---------- Dataset rows ----------
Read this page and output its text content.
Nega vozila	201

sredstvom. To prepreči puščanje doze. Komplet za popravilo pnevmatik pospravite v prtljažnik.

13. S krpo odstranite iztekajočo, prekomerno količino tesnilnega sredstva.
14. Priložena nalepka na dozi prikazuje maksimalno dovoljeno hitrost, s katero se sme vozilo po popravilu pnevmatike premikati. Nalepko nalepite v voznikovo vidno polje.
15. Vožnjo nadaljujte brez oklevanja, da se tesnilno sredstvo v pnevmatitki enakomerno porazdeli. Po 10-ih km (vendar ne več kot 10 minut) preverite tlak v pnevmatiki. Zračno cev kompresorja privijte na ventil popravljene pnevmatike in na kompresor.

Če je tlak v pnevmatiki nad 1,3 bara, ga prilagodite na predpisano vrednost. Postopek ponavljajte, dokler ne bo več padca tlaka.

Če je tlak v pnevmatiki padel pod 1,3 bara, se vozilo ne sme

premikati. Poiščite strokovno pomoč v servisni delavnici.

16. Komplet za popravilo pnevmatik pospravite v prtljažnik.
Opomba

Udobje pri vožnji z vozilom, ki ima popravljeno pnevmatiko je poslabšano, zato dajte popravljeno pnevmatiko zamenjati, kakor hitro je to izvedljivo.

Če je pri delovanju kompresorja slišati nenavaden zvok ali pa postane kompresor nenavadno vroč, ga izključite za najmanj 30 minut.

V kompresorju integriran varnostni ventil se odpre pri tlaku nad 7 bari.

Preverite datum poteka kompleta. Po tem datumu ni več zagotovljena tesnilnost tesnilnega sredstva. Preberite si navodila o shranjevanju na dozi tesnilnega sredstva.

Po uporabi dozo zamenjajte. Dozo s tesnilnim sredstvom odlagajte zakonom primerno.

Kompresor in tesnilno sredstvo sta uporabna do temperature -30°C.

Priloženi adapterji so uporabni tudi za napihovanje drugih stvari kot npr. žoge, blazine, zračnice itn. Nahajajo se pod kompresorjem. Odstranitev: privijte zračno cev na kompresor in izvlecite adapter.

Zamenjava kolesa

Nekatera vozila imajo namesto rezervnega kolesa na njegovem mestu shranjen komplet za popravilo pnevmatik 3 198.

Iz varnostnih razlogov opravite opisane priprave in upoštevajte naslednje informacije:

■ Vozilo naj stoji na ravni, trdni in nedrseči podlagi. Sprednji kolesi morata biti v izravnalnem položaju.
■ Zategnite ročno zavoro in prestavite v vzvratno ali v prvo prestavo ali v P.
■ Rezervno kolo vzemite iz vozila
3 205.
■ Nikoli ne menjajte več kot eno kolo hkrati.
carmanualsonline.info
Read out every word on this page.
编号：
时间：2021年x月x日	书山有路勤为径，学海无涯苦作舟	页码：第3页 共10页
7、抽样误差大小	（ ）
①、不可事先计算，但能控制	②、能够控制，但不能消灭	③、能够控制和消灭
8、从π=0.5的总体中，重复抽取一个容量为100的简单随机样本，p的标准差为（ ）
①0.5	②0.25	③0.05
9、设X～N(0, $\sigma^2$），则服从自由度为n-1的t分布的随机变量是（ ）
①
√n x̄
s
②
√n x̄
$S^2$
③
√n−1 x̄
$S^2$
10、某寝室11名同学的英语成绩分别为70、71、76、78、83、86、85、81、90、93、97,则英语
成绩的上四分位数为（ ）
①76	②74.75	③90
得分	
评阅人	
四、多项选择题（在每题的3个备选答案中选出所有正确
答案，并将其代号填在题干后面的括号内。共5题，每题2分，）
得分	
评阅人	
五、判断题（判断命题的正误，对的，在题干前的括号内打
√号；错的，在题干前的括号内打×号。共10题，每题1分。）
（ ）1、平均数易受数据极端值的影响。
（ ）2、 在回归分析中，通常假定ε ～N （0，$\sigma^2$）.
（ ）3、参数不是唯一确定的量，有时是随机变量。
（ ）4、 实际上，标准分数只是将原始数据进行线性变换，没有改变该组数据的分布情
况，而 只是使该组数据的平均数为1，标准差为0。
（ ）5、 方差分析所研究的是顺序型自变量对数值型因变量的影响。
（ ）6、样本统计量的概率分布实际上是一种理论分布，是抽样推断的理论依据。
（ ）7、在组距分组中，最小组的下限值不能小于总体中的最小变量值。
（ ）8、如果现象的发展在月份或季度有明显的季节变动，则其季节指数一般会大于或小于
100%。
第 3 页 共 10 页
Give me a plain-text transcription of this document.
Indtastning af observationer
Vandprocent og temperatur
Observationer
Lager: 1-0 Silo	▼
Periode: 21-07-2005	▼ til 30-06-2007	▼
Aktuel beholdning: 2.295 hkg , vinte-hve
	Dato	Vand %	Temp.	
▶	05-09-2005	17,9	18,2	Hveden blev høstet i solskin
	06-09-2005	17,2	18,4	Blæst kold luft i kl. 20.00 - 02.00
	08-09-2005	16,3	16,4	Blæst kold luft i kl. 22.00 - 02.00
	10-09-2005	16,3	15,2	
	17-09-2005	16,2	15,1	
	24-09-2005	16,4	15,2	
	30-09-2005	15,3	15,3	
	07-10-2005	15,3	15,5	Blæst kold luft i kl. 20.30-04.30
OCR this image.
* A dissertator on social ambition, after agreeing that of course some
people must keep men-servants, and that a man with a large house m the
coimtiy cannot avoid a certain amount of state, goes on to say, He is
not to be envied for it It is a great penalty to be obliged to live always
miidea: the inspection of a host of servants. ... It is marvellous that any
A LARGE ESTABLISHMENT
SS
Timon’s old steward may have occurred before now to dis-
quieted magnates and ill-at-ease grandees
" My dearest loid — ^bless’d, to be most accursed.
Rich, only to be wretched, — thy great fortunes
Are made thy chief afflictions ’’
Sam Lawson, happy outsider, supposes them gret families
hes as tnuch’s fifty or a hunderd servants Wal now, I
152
----------
Reproduce every line of the listing above in which the string "that" appears.

▶ **Response to the exercise**:
* A dissertator on social ambition, after agreeing that of course some
people must keep men-servants, and that a man with a large house m the
miidea: the inspection of a host of servants. ... It is marvellous that any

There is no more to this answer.